_Task requirements_.
Take each line in the entries below that holds "Peenetal" and show it.

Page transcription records
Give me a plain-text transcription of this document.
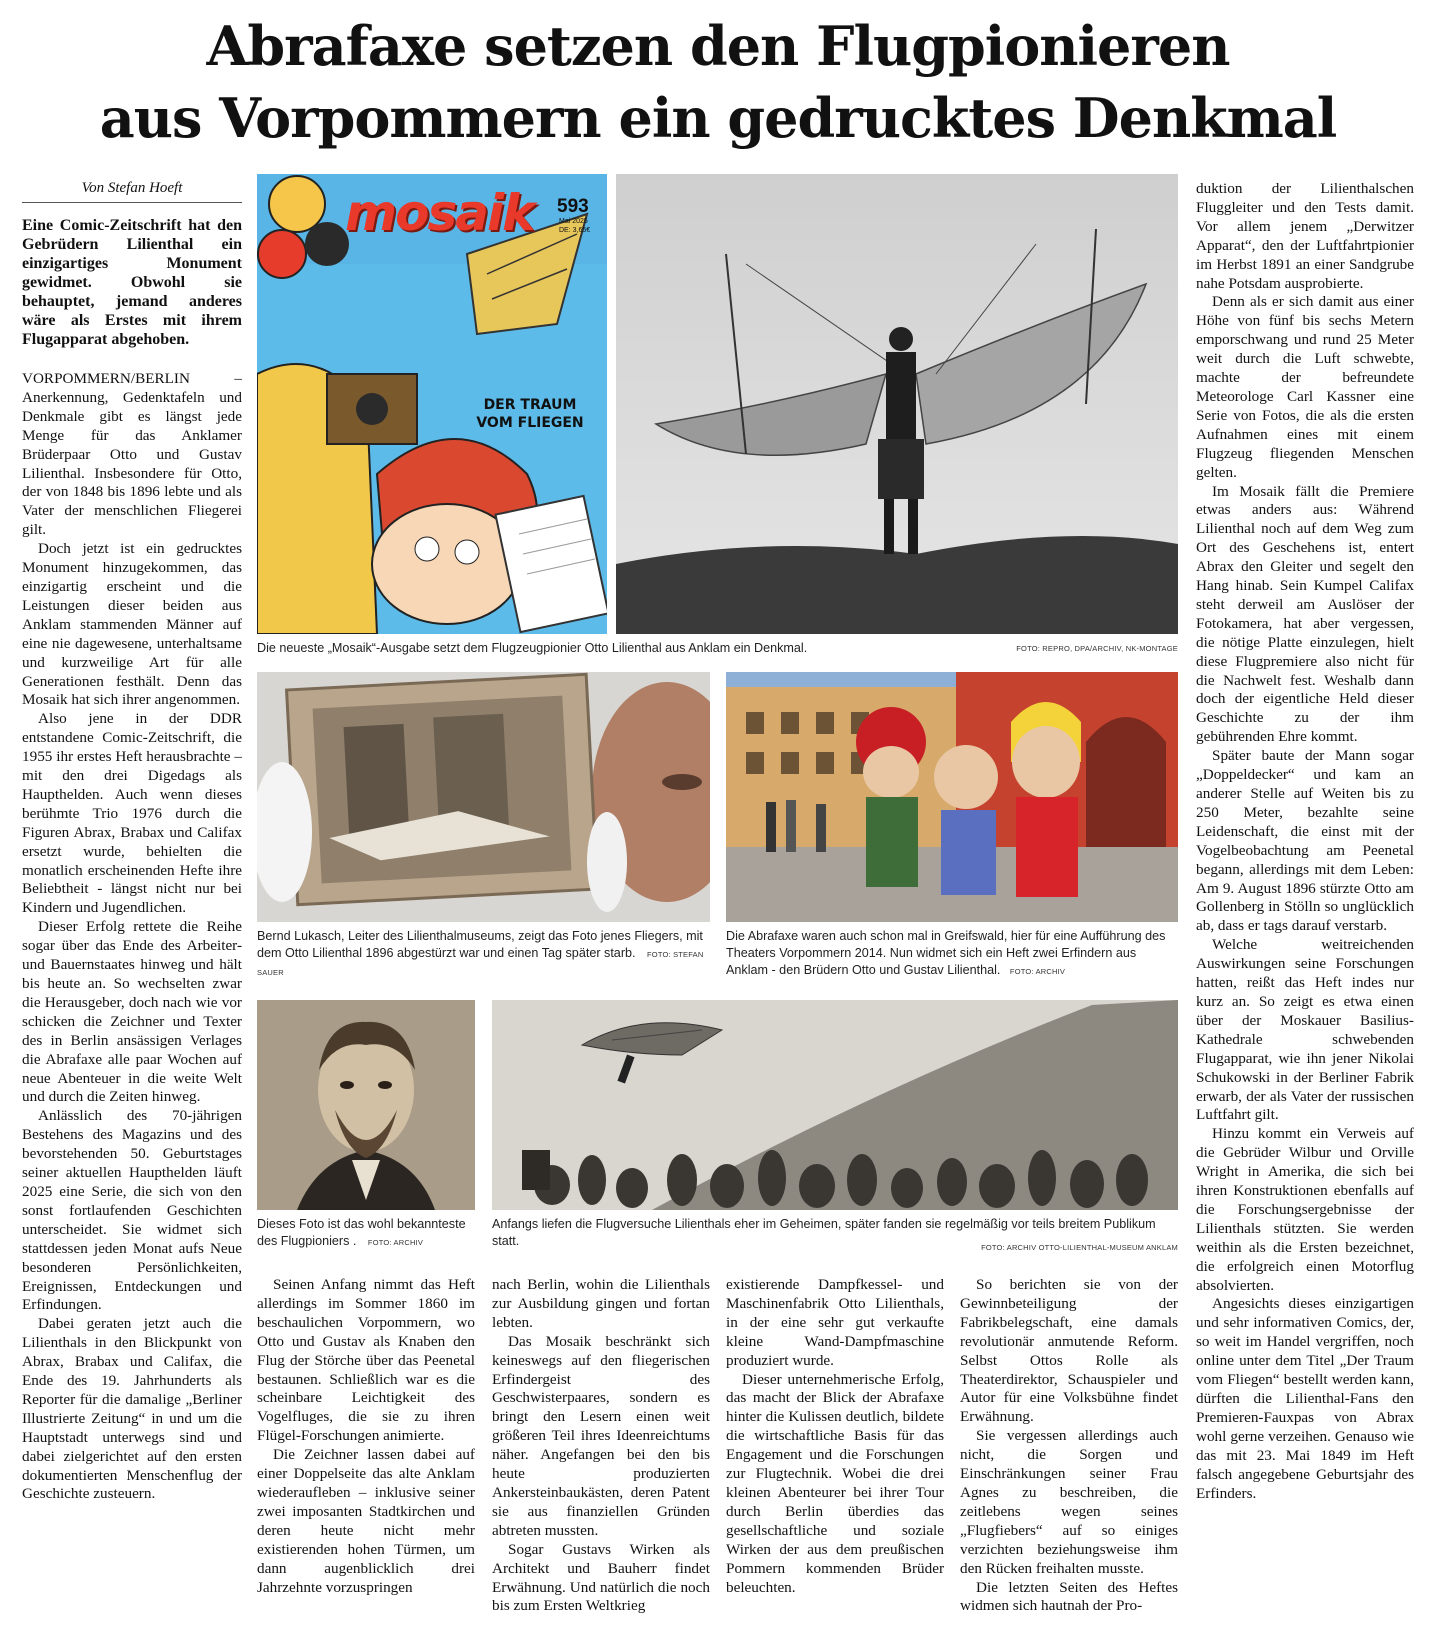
Abrafaxe setzen den Flugpionieren
aus Vorpommern ein gedrucktes Denkmal
Von Stefan Hoeft
Eine Comic-Zeitschrift hat den Gebrüdern Lilienthal ein einzigartiges Monument gewidmet. Obwohl sie behauptet, jemand anderes wäre als Erstes mit ihrem Flugapparat abgehoben.

VORPOMMERN/BERLIN – Anerkennung, Gedenktafeln und Denkmale gibt es längst jede Menge für das Anklamer Brüderpaar Otto und Gustav Lilienthal. Insbesondere für Otto, der von 1848 bis 1896 lebte und als Vater der menschlichen Fliegerei gilt.

Doch jetzt ist ein gedrucktes Monument hinzugekommen, das einzigartig erscheint und die Leistungen dieser beiden aus Anklam stammenden Männer auf eine nie dagewesene, unterhaltsame und kurzweilige Art für alle Generationen festhält. Denn das Mosaik hat sich ihrer angenommen.

Also jene in der DDR entstandene Comic-Zeitschrift, die 1955 ihr erstes Heft herausbrachte – mit den drei Digedags als Haupthelden. Auch wenn dieses berühmte Trio 1976 durch die Figuren Abrax, Brabax und Califax ersetzt wurde, behielten die monatlich erscheinenden Hefte ihre Beliebtheit - längst nicht nur bei Kindern und Jugendlichen.

Dieser Erfolg rettete die Reihe sogar über das Ende des Arbeiter- und Bauernstaates hinweg und hält bis heute an. So wechselten zwar die Herausgeber, doch nach wie vor schicken die Zeichner und Texter des in Berlin ansässigen Verlages die Abrafaxe alle paar Wochen auf neue Abenteuer in die weite Welt und durch die Zeiten hinweg.

Anlässlich des 70-jährigen Bestehens des Magazins und des bevorstehenden 50. Geburtstages seiner aktuellen Haupthelden läuft 2025 eine Serie, die sich von den sonst fortlaufenden Geschichten unterscheidet. Sie widmet sich stattdessen jeden Monat aufs Neue besonderen Persönlichkeiten, Ereignissen, Entdeckungen und Erfindungen.

Dabei geraten jetzt auch die Lilienthals in den Blickpunkt von Abrax, Brabax und Califax, die Ende des 19. Jahrhunderts als Reporter für die damalige „Berliner Illustrierte Zeitung“ in und um die Hauptstadt unterwegs sind und dabei zielgerichtet auf den ersten dokumentierten Menschenflug der Geschichte zusteuern.

mosaik 593
Mai 2025
DE: 3,65€
DER TRAUM VOM FLIEGEN
FOTO: REPRO, DPA/ARCHIV, NK-MONTAGE
Die neueste „Mosaik“-Ausgabe setzt dem Flugzeugpionier Otto Lilienthal aus Anklam ein Denkmal.
Bernd Lukasch, Leiter des Lilienthalmuseums, zeigt das Foto jenes Fliegers, mit dem Otto Lilienthal 1896 abgestürzt war und einen Tag später starb. FOTO: STEFAN SAUER
Die Abrafaxe waren auch schon mal in Greifswald, hier für eine Aufführung des Theaters Vorpommern 2014. Nun widmet sich ein Heft zwei Erfindern aus Anklam - den Brüdern Otto und Gustav Lilienthal. FOTO: ARCHIV
Dieses Foto ist das wohl bekannteste des Flugpioniers . FOTO: ARCHIV
Anfangs liefen die Flugversuche Lilienthals eher im Geheimen, später fanden sie regelmäßig vor teils breitem Publikum statt.	FOTO: ARCHIV OTTO-LILIENTHAL-MUSEUM ANKLAM

Seinen Anfang nimmt das Heft allerdings im Sommer 1860 im beschaulichen Vorpommern, wo Otto und Gustav als Knaben den Flug der Störche über das Peenetal bestaunen. Schließlich war es die scheinbare Leichtigkeit des Vogelfluges, die sie zu ihren Flügel-Forschungen animierte.

Die Zeichner lassen dabei auf einer Doppelseite das alte Anklam wiederaufleben – inklusive seiner zwei imposanten Stadtkirchen und deren heute nicht mehr existierenden hohen Türmen, um dann augenblicklich drei Jahrzehnte vorzuspringen

nach Berlin, wohin die Lilienthals zur Ausbildung gingen und fortan lebten.

Das Mosaik beschränkt sich keineswegs auf den fliegerischen Erfindergeist des Geschwisterpaares, sondern es bringt den Lesern einen weit größeren Teil ihres Ideenreichtums näher. Angefangen bei den bis heute produzierten Ankersteinbaukästen, deren Patent sie aus finanziellen Gründen abtreten mussten.

Sogar Gustavs Wirken als Architekt und Bauherr findet Erwähnung. Und natürlich die noch bis zum Ersten Weltkrieg

existierende Dampfkessel- und Maschinenfabrik Otto Lilienthals, in der eine sehr gut verkaufte kleine Wand-Dampfmaschine produziert wurde.

Dieser unternehmerische Erfolg, das macht der Blick der Abrafaxe hinter die Kulissen deutlich, bildete die wirtschaftliche Basis für das Engagement und die Forschungen zur Flugtechnik. Wobei die drei kleinen Abenteurer bei ihrer Tour durch Berlin überdies das gesellschaftliche und soziale Wirken der aus dem preußischen Pommern kommenden Brüder beleuchten.

So berichten sie von der Gewinnbeteiligung der Fabrikbelegschaft, eine damals revolutionär anmutende Reform. Selbst Ottos Rolle als Theaterdirektor, Schauspieler und Autor für eine Volksbühne findet Erwähnung.

Sie vergessen allerdings auch nicht, die Sorgen und Einschränkungen seiner Frau Agnes zu beschreiben, die zeitlebens wegen seines „Flugfiebers“ auf so einiges verzichten beziehungsweise ihm den Rücken freihalten musste.

Die letzten Seiten des Heftes widmen sich hautnah der Pro-

duktion der Lilienthalschen Fluggleiter und den Tests damit. Vor allem jenem „Derwitzer Apparat“, den der Luftfahrtpionier im Herbst 1891 an einer Sandgrube nahe Potsdam ausprobierte.

Denn als er sich damit aus einer Höhe von fünf bis sechs Metern emporschwang und rund 25 Meter weit durch die Luft schwebte, machte der befreundete Meteorologe Carl Kassner eine Serie von Fotos, die als die ersten Aufnahmen eines mit einem Flugzeug fliegenden Menschen gelten.

Im Mosaik fällt die Premiere etwas anders aus: Während Lilienthal noch auf dem Weg zum Ort des Geschehens ist, entert Abrax den Gleiter und segelt den Hang hinab. Sein Kumpel Califax steht derweil am Auslöser der Fotokamera, hat aber vergessen, die nötige Platte einzulegen, hielt diese Flugpremiere also nicht für die Nachwelt fest. Weshalb dann doch der eigentliche Held dieser Geschichte zu der ihm gebührenden Ehre kommt.

Später baute der Mann sogar „Doppeldecker“ und kam an anderer Stelle auf Weiten bis zu 250 Meter, bezahlte seine Leidenschaft, die einst mit der Vogelbeobachtung am Peenetal begann, allerdings mit dem Leben: Am 9. August 1896 stürzte Otto am Gollenberg in Stölln so unglücklich ab, dass er tags darauf verstarb.

Welche weitreichenden Auswirkungen seine Forschungen hatten, reißt das Heft indes nur kurz an. So zeigt es etwa einen über der Moskauer Basilius-Kathedrale schwebenden Flugapparat, wie ihn jener Nikolai Schukowski in der Berliner Fabrik erwarb, der als Vater der russischen Luftfahrt gilt.

Hinzu kommt ein Verweis auf die Gebrüder Wilbur und Orville Wright in Amerika, die sich bei ihren Konstruktionen ebenfalls auf die Forschungsergebnisse der Lilienthals stützten. Sie werden weithin als die Ersten bezeichnet, die erfolgreich einen Motorflug absolvierten.

Angesichts dieses einzigartigen und sehr informativen Comics, der, so weit im Handel vergriffen, noch online unter dem Titel „Der Traum vom Fliegen“ bestellt werden kann, dürften die Lilienthal-Fans den Premieren-Fauxpas von Abrax wohl gerne verzeihen. Genauso wie das mit 23. Mai 1849 im Heft falsch angegebene Geburtsjahr des Erfinders.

_Written solution_.
Seinen Anfang nimmt das Heft allerdings im Sommer 1860 im beschaulichen Vorpommern, wo Otto und Gustav als Knaben den Flug der Störche über das Peenetal bestaunen. Schließlich war es die scheinbare Leichtigkeit des Vogelfluges, die sie zu ihren Flügel-Forschungen animierte.
Später baute der Mann sogar „Doppeldecker“ und kam an anderer Stelle auf Weiten bis zu 250 Meter, bezahlte seine Leidenschaft, die einst mit der Vogelbeobachtung am Peenetal begann, allerdings mit dem Leben: Am 9. August 1896 stürzte Otto am Gollenberg in Stölln so unglücklich ab, dass er tags darauf verstarb.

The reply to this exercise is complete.